§ WHAT NEEDS TO BE DONE:
All of the records below should be output exactly.

§ INPUT:
* * *

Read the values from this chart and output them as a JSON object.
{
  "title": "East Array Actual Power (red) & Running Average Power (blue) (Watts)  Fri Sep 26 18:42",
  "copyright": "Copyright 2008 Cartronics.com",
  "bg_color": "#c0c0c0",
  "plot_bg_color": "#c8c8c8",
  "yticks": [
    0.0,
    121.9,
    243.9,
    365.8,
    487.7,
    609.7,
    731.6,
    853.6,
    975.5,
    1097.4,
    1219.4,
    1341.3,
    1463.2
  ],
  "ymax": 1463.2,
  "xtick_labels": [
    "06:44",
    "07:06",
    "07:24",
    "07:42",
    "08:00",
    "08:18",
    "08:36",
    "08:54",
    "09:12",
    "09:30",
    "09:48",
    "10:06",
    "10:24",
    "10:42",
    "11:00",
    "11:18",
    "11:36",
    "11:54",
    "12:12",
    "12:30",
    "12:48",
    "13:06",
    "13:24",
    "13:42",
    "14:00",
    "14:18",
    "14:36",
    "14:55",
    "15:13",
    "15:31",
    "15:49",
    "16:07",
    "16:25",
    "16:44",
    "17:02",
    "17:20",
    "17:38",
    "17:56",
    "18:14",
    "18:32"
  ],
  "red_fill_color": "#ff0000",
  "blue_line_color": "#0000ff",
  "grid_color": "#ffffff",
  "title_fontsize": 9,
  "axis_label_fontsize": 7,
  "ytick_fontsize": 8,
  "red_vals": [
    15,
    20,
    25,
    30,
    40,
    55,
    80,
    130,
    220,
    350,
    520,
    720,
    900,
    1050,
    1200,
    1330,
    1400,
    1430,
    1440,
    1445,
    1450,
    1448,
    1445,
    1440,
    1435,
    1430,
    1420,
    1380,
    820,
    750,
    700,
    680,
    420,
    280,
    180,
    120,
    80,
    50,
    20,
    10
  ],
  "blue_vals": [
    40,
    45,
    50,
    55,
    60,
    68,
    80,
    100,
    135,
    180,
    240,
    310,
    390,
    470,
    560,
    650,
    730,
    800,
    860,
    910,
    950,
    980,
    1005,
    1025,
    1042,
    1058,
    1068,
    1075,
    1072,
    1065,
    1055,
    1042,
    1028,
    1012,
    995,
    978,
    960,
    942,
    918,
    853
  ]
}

* * *

§ PROBLEM SOLUTION:
Read the values from this chart and output them as a JSON object.
{
  "title": "East Array Actual Power (red) & Running Average Power (blue) (Watts)  Fri Sep 26 18:42",
  "copyright": "Copyright 2008 Cartronics.com",
  "bg_color": "#c0c0c0",
  "plot_bg_color": "#c8c8c8",
  "yticks": [
    0.0,
    121.9,
    243.9,
    365.8,
    487.7,
    609.7,
    731.6,
    853.6,
    975.5,
    1097.4,
    1219.4,
    1341.3,
    1463.2
  ],
  "ymax": 1463.2,
  "xtick_labels": [
    "06:44",
    "07:06",
    "07:24",
    "07:42",
    "08:00",
    "08:18",
    "08:36",
    "08:54",
    "09:12",
    "09:30",
    "09:48",
    "10:06",
    "10:24",
    "10:42",
    "11:00",
    "11:18",
    "11:36",
    "11:54",
    "12:12",
    "12:30",
    "12:48",
    "13:06",
    "13:24",
    "13:42",
    "14:00",
    "14:18",
    "14:36",
    "14:55",
    "15:13",
    "15:31",
    "15:49",
    "16:07",
    "16:25",
    "16:44",
    "17:02",
    "17:20",
    "17:38",
    "17:56",
    "18:14",
    "18:32"
  ],
  "red_fill_color": "#ff0000",
  "blue_line_color": "#0000ff",
  "grid_color": "#ffffff",
  "title_fontsize": 9,
  "axis_label_fontsize": 7,
  "ytick_fontsize": 8,
  "red_vals": [
    15,
    20,
    25,
    30,
    40,
    55,
    80,
    130,
    220,
    350,
    520,
    720,
    900,
    1050,
    1200,
    1330,
    1400,
    1430,
    1440,
    1445,
    1450,
    1448,
    1445,
    1440,
    1435,
    1430,
    1420,
    1380,
    820,
    750,
    700,
    680,
    420,
    280,
    180,
    120,
    80,
    50,
    20,
    10
  ],
  "blue_vals": [
    40,
    45,
    50,
    55,
    60,
    68,
    80,
    100,
    135,
    180,
    240,
    310,
    390,
    470,
    560,
    650,
    730,
    800,
    860,
    910,
    950,
    980,
    1005,
    1025,
    1042,
    1058,
    1068,
    1075,
    1072,
    1065,
    1055,
    1042,
    1028,
    1012,
    995,
    978,
    960,
    942,
    918,
    853
  ]
}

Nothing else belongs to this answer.